Directions for this task
Write out the lines below as a numbered list, from the first line of the records through the line containing "714, 83, 729]", leaving out any blank lines.
--- BEGIN Task material ---
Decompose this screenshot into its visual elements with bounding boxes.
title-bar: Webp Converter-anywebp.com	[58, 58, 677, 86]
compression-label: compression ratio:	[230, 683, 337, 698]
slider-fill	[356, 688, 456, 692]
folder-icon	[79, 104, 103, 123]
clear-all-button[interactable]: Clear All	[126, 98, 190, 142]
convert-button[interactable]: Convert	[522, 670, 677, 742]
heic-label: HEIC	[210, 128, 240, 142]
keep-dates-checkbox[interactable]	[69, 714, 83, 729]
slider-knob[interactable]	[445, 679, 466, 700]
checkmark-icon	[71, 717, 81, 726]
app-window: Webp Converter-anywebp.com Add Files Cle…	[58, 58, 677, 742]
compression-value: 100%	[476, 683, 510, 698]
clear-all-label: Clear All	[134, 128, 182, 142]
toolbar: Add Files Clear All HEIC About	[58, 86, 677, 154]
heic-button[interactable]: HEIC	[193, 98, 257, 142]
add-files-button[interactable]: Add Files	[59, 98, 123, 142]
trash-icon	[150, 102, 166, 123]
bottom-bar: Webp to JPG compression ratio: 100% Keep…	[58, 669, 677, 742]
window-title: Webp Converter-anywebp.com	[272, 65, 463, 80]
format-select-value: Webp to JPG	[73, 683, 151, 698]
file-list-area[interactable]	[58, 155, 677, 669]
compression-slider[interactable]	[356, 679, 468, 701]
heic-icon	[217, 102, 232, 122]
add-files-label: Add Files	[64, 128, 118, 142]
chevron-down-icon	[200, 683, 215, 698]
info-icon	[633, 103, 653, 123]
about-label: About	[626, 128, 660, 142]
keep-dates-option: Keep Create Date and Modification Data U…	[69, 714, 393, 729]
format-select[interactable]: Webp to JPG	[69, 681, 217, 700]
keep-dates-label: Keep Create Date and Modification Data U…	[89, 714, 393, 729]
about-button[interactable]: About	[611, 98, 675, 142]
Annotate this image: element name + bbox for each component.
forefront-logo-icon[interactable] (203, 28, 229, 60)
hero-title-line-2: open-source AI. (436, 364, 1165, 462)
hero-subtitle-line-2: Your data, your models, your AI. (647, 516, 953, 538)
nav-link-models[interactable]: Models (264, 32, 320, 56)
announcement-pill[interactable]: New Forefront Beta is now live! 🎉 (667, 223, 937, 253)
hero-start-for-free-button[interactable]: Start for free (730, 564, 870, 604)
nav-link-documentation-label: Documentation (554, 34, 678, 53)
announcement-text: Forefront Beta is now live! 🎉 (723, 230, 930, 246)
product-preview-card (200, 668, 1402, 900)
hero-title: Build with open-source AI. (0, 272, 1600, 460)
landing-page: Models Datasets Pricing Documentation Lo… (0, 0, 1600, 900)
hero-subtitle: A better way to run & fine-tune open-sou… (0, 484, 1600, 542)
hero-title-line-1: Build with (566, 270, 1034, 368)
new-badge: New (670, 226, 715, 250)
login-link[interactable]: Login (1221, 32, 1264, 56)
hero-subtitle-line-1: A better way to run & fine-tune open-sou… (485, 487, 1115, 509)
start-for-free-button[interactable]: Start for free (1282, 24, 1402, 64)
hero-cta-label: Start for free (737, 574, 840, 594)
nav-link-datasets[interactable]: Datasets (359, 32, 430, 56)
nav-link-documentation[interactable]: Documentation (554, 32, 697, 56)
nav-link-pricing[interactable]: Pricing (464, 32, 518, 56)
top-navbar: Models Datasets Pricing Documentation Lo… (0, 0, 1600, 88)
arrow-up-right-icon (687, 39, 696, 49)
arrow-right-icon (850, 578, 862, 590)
--- END Task material ---
Correct result
1. Decompose this screenshot into its visual elements with bounding boxes.
2. title-bar: Webp Converter-anywebp.com	[58, 58, 677, 86]
3. compression-label: compression ratio:	[230, 683, 337, 698]
4. slider-fill	[356, 688, 456, 692]
5. folder-icon	[79, 104, 103, 123]
6. clear-all-button[interactable]: Clear All	[126, 98, 190, 142]
7. convert-button[interactable]: Convert	[522, 670, 677, 742]
8. heic-label: HEIC	[210, 128, 240, 142]
9. keep-dates-checkbox[interactable]	[69, 714, 83, 729]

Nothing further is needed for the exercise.